> _Selected passage_:
____
>
> "...but after a few months, everyone agreed that it was really annoying
> so we changed it back."


Not everyone. Everyone in the room I'm sitting were against the reversal.


2015-01-23 18:07 GMT-05:00 Stefan Karpinski <[email protected]>:

> This kind of thing is a balancing act. All of these behaviors are really
> useful – or at least I find myself using them all the time. We tried for a
> while to disallow `scalar + vector` and require doing `scalar .+ vector`
> instead, but after a few months, everyone agreed that it was really
> annoying so we changed it back.
>
> I find that one of the most effective ways to make sure your code actually
> does what you think it does is to develop it interactively in the REPL and
> only once you've got a procedure working with intermediate values that make
> sense, worrying about wrapping it all up into a function. All of these
> errors would be obvious if you tried them interactively since the result of
> some step would have the wrong shape. This approach is kind of the inverse
> of writing your code and then walking through it in a debugger. It feels a
> bit odd if you're used to static languages, but it's really very effective
> and once you get used to it, not being able to work that way feels somewhat
> stifling.
>
> On Fri, Jan 23, 2015 at 5:37 PM, Ben Kuhn <[email protected]> wrote:
>
>> Hi Julia folks,
>>
>> Trying to get a feel for Julia, I decided to write a basic Cox
>> proportional hazards model. While I was implementing the routines to
>> calculate the gradient and Hessian of the model's log-likelihood, I
>> realized that I was making a ton of array "type errors" (dimension errors)
____
> _Directions_:
List every statistical or mathematical term that Ben Kuhn uses in his message in the Julia email thread.

> _Extracted data_:
____
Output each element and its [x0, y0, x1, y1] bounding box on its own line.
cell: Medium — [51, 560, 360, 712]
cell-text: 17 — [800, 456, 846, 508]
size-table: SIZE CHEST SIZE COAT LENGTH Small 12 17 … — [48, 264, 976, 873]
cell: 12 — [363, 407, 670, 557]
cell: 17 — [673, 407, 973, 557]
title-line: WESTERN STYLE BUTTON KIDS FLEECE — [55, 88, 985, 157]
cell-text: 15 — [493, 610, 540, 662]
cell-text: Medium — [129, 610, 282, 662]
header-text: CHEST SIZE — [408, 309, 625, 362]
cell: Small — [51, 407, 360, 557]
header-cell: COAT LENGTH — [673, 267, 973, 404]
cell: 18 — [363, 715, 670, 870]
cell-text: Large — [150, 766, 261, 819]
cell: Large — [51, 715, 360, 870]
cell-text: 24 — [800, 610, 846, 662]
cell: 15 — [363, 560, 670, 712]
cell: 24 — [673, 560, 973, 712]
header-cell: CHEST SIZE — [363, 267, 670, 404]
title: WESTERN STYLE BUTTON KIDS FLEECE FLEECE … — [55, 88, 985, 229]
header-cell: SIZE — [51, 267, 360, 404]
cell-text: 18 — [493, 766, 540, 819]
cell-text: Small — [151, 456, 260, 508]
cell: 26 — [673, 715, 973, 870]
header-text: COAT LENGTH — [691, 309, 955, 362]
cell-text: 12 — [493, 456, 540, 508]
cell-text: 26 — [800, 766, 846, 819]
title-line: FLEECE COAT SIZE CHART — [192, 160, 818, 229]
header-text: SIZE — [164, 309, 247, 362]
____
> _Finished exercise_:
- Cox proportional hazards model
- gradient
- Hessian
- log-likelihood